Written request ::
Output all entries verbatim. Skip pictures.
** BEGIN **
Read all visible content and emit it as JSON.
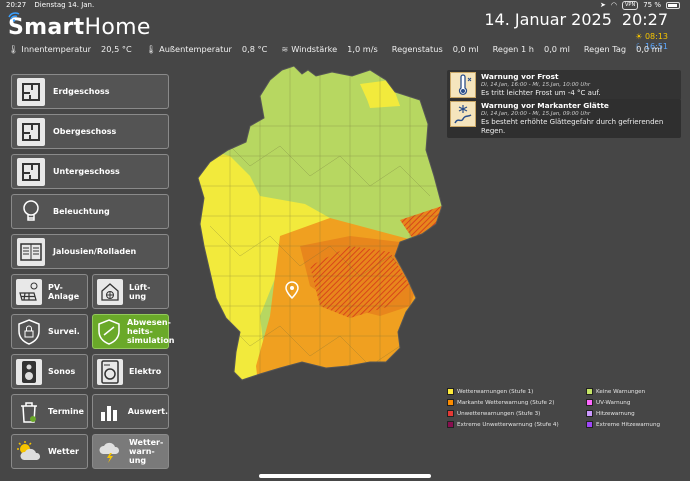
{
  "status_bar": {
    "time": "20:27",
    "date": "Dienstag 14. Jan.",
    "vpn": "VPN",
    "battery": "75 %"
  },
  "app": {
    "logo_part1": "Smart",
    "logo_part2": "Home",
    "date": "14. Januar 2025",
    "time": "20:27"
  },
  "sensors": [
    {
      "label": "Innentemperatur",
      "value": "20,5 °C",
      "icon": "thermometer-icon"
    },
    {
      "label": "Außentemperatur",
      "value": "0,8 °C",
      "icon": "thermometer-icon"
    },
    {
      "label": "Windstärke",
      "value": "1,0 m/s",
      "icon": "wind-icon"
    },
    {
      "label": "Regenstatus",
      "value": "0,0 ml"
    },
    {
      "label": "Regen 1 h",
      "value": "0,0 ml"
    },
    {
      "label": "Regen Tag",
      "value": "0,0 ml"
    }
  ],
  "sun": {
    "sunrise": "08:13",
    "sunset": "16:51"
  },
  "nav": {
    "erdgeschoss": "Erdgeschoss",
    "obergeschoss": "Obergeschoss",
    "untergeschoss": "Untergeschoss",
    "beleuchtung": "Beleuchtung",
    "jalousien": "Jalousien/Rolladen",
    "pv_line1": "PV-",
    "pv_line2": "Anlage",
    "lueftung_line1": "Lüft-",
    "lueftung_line2": "ung",
    "survei": "Survei.",
    "abwesen_line1": "Abwesen-",
    "abwesen_line2": "heits-",
    "abwesen_line3": "simulation",
    "sonos": "Sonos",
    "elektro": "Elektro",
    "termine": "Termine",
    "auswert": "Auswert.",
    "wetter": "Wetter",
    "wetterwarn_line1": "Wetter-",
    "wetterwarn_line2": "warn-",
    "wetterwarn_line3": "ung"
  },
  "warnings": [
    {
      "title": "Warnung vor Frost",
      "period": "Di, 14.Jan, 16:00 - Mi, 15.Jan, 10:00 Uhr",
      "text": "Es tritt leichter Frost um -4 °C auf.",
      "icon": "frost-thermometer-icon"
    },
    {
      "title": "Warnung vor Markanter Glätte",
      "period": "Di, 14.Jan, 20:00 - Mi, 15.Jan, 09:00 Uhr",
      "text": "Es besteht erhöhte Glättegefahr durch gefrierenden Regen.",
      "icon": "ice-road-icon"
    }
  ],
  "legend": [
    {
      "label": "Wetterwarnungen (Stufe 1)",
      "color": "#ffeb3b"
    },
    {
      "label": "Markante Wetterwarnung (Stufe 2)",
      "color": "#fb8c00"
    },
    {
      "label": "Unwetterwarnungen (Stufe 3)",
      "color": "#e53935"
    },
    {
      "label": "Extreme Unwetterwarnung (Stufe 4)",
      "color": "#880e4f"
    },
    {
      "label": "Keine Warnungen",
      "color": "#c5e566"
    },
    {
      "label": "UV-Warnung",
      "color": "#fe68fe"
    },
    {
      "label": "Hitzewarnung",
      "color": "#c9f"
    },
    {
      "label": "Extreme Hitzewarnung",
      "color": "#9e46f8"
    }
  ],
  "map_colors": {
    "none": "#b7d761",
    "level1": "#f2ea3c",
    "level2": "#f0a020",
    "level2_dark": "#e8861c",
    "level3_hatch": "#e05a1f"
  }
}
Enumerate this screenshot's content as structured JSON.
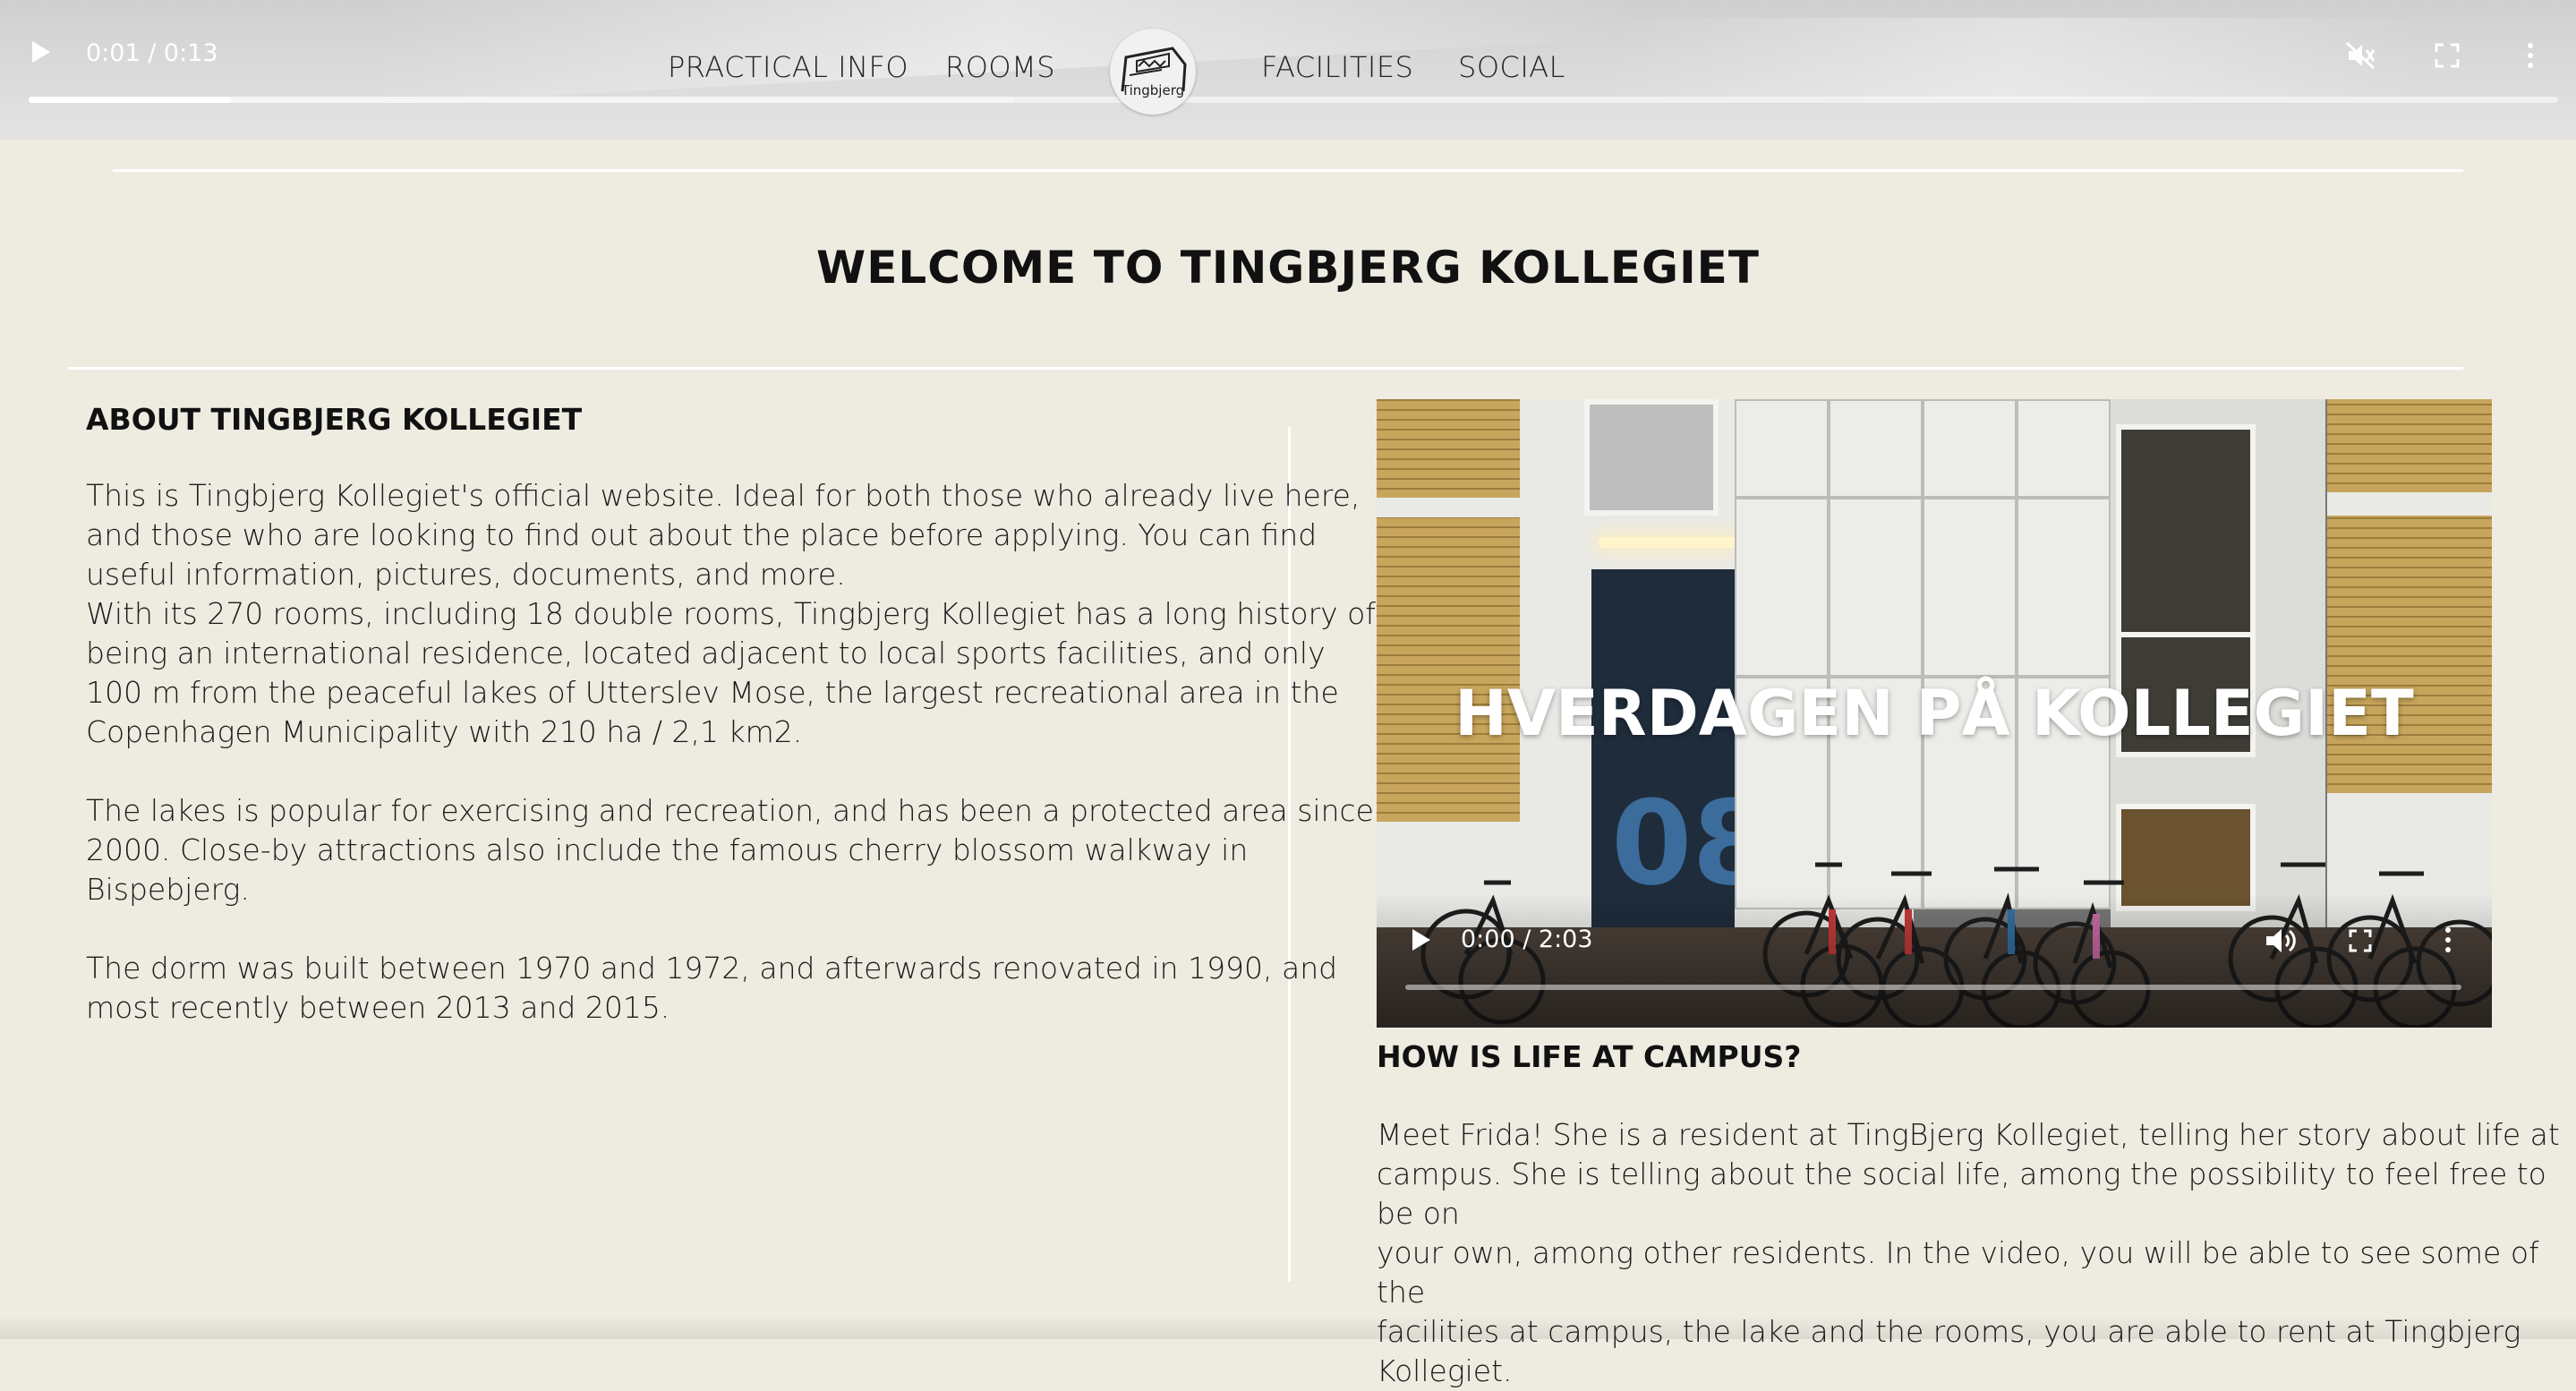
{
  "hero_video": {
    "time": "0:01 / 0:13",
    "progress": 0.08,
    "buffered": 0.39,
    "icons": [
      "play-icon",
      "mute-icon",
      "fullscreen-icon",
      "more-options-icon"
    ]
  },
  "nav": {
    "items": [
      {
        "label": "PRACTICAL INFO"
      },
      {
        "label": "ROOMS"
      },
      {
        "label": "FACILITIES"
      },
      {
        "label": "SOCIAL"
      }
    ],
    "logo_text": "Tingbjerg"
  },
  "page_title": "WELCOME TO TINGBJERG KOLLEGIET",
  "about": {
    "heading": "ABOUT TINGBJERG KOLLEGIET",
    "p1_lines": [
      "This is Tingbjerg Kollegiet's official website. Ideal for both those who already live here,",
      "and those who are looking to find out about the place before applying. You can find",
      "useful information, pictures, documents, and more.",
      "With its 270 rooms, including 18 double rooms, Tingbjerg Kollegiet has a long history of",
      "being an international residence, located adjacent to local sports facilities, and only",
      "100 m from the peaceful lakes of Utterslev Mose, the largest recreational area in the",
      "Copenhagen Municipality with 210 ha / 2,1 km2."
    ],
    "p2_lines": [
      "The lakes is popular for exercising and recreation, and has been a protected area since",
      "2000. Close-by attractions also include the famous cherry blossom walkway in",
      "Bispebjerg."
    ],
    "p3_lines": [
      "The dorm was built between 1970 and 1972, and afterwards renovated in 1990, and",
      "most recently between 2013 and 2015."
    ]
  },
  "video": {
    "title_overlay": "HVERDAGEN PÅ KOLLEGIET",
    "door_number": "08",
    "time": "0:00 / 2:03"
  },
  "campus": {
    "heading": "HOW IS LIFE AT CAMPUS?",
    "p_lines": [
      "Meet Frida! She is a resident at TingBjerg Kollegiet, telling her story about life at",
      "campus. She is telling about the social life, among the possibility to feel free to be on",
      "your own, among other residents. In the video, you will be able to see some of the",
      "facilities at campus, the lake and the rooms, you are able to rent at Tingbjerg Kollegiet."
    ]
  }
}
** END **
Solution ::
Read all visible content and emit it as JSON.
{
  "status_bar": {
    "time": "20:27",
    "date": "Dienstag 14. Jan.",
    "vpn": "VPN",
    "battery": "75 %"
  },
  "app": {
    "logo_part1": "Smart",
    "logo_part2": "Home",
    "date": "14. Januar 2025",
    "time": "20:27"
  },
  "sensors": [
    {
      "label": "Innentemperatur",
      "value": "20,5 °C",
      "icon": "thermometer-icon"
    },
    {
      "label": "Außentemperatur",
      "value": "0,8 °C",
      "icon": "thermometer-icon"
    },
    {
      "label": "Windstärke",
      "value": "1,0 m/s",
      "icon": "wind-icon"
    },
    {
      "label": "Regenstatus",
      "value": "0,0 ml"
    },
    {
      "label": "Regen 1 h",
      "value": "0,0 ml"
    },
    {
      "label": "Regen Tag",
      "value": "0,0 ml"
    }
  ],
  "sun": {
    "sunrise": "08:13",
    "sunset": "16:51"
  },
  "nav": {
    "erdgeschoss": "Erdgeschoss",
    "obergeschoss": "Obergeschoss",
    "untergeschoss": "Untergeschoss",
    "beleuchtung": "Beleuchtung",
    "jalousien": "Jalousien/Rolladen",
    "pv_line1": "PV-",
    "pv_line2": "Anlage",
    "lueftung_line1": "Lüft-",
    "lueftung_line2": "ung",
    "survei": "Survei.",
    "abwesen_line1": "Abwesen-",
    "abwesen_line2": "heits-",
    "abwesen_line3": "simulation",
    "sonos": "Sonos",
    "elektro": "Elektro",
    "termine": "Termine",
    "auswert": "Auswert.",
    "wetter": "Wetter",
    "wetterwarn_line1": "Wetter-",
    "wetterwarn_line2": "warn-",
    "wetterwarn_line3": "ung"
  },
  "warnings": [
    {
      "title": "Warnung vor Frost",
      "period": "Di, 14.Jan, 16:00 - Mi, 15.Jan, 10:00 Uhr",
      "text": "Es tritt leichter Frost um -4 °C auf.",
      "icon": "frost-thermometer-icon"
    },
    {
      "title": "Warnung vor Markanter Glätte",
      "period": "Di, 14.Jan, 20:00 - Mi, 15.Jan, 09:00 Uhr",
      "text": "Es besteht erhöhte Glättegefahr durch gefrierenden Regen.",
      "icon": "ice-road-icon"
    }
  ],
  "legend": [
    {
      "label": "Wetterwarnungen (Stufe 1)",
      "color": "#ffeb3b"
    },
    {
      "label": "Markante Wetterwarnung (Stufe 2)",
      "color": "#fb8c00"
    },
    {
      "label": "Unwetterwarnungen (Stufe 3)",
      "color": "#e53935"
    },
    {
      "label": "Extreme Unwetterwarnung (Stufe 4)",
      "color": "#880e4f"
    },
    {
      "label": "Keine Warnungen",
      "color": "#c5e566"
    },
    {
      "label": "UV-Warnung",
      "color": "#fe68fe"
    },
    {
      "label": "Hitzewarnung",
      "color": "#c9f"
    },
    {
      "label": "Extreme Hitzewarnung",
      "color": "#9e46f8"
    }
  ],
  "map_colors": {
    "none": "#b7d761",
    "level1": "#f2ea3c",
    "level2": "#f0a020",
    "level2_dark": "#e8861c",
    "level3_hatch": "#e05a1f"
  }
}
Enumerate this screenshot's content as structured JSON.
{
  "hero_video": {
    "time": "0:01 / 0:13",
    "progress": 0.08,
    "buffered": 0.39,
    "icons": [
      "play-icon",
      "mute-icon",
      "fullscreen-icon",
      "more-options-icon"
    ]
  },
  "nav": {
    "items": [
      {
        "label": "PRACTICAL INFO"
      },
      {
        "label": "ROOMS"
      },
      {
        "label": "FACILITIES"
      },
      {
        "label": "SOCIAL"
      }
    ],
    "logo_text": "Tingbjerg"
  },
  "page_title": "WELCOME TO TINGBJERG KOLLEGIET",
  "about": {
    "heading": "ABOUT TINGBJERG KOLLEGIET",
    "p1_lines": [
      "This is Tingbjerg Kollegiet's official website. Ideal for both those who already live here,",
      "and those who are looking to find out about the place before applying. You can find",
      "useful information, pictures, documents, and more.",
      "With its 270 rooms, including 18 double rooms, Tingbjerg Kollegiet has a long history of",
      "being an international residence, located adjacent to local sports facilities, and only",
      "100 m from the peaceful lakes of Utterslev Mose, the largest recreational area in the",
      "Copenhagen Municipality with 210 ha / 2,1 km2."
    ],
    "p2_lines": [
      "The lakes is popular for exercising and recreation, and has been a protected area since",
      "2000. Close-by attractions also include the famous cherry blossom walkway in",
      "Bispebjerg."
    ],
    "p3_lines": [
      "The dorm was built between 1970 and 1972, and afterwards renovated in 1990, and",
      "most recently between 2013 and 2015."
    ]
  },
  "video": {
    "title_overlay": "HVERDAGEN PÅ KOLLEGIET",
    "door_number": "08",
    "time": "0:00 / 2:03"
  },
  "campus": {
    "heading": "HOW IS LIFE AT CAMPUS?",
    "p_lines": [
      "Meet Frida! She is a resident at TingBjerg Kollegiet, telling her story about life at",
      "campus. She is telling about the social life, among the possibility to feel free to be on",
      "your own, among other residents. In the video, you will be able to see some of the",
      "facilities at campus, the lake and the rooms, you are able to rent at Tingbjerg Kollegiet."
    ]
  }
}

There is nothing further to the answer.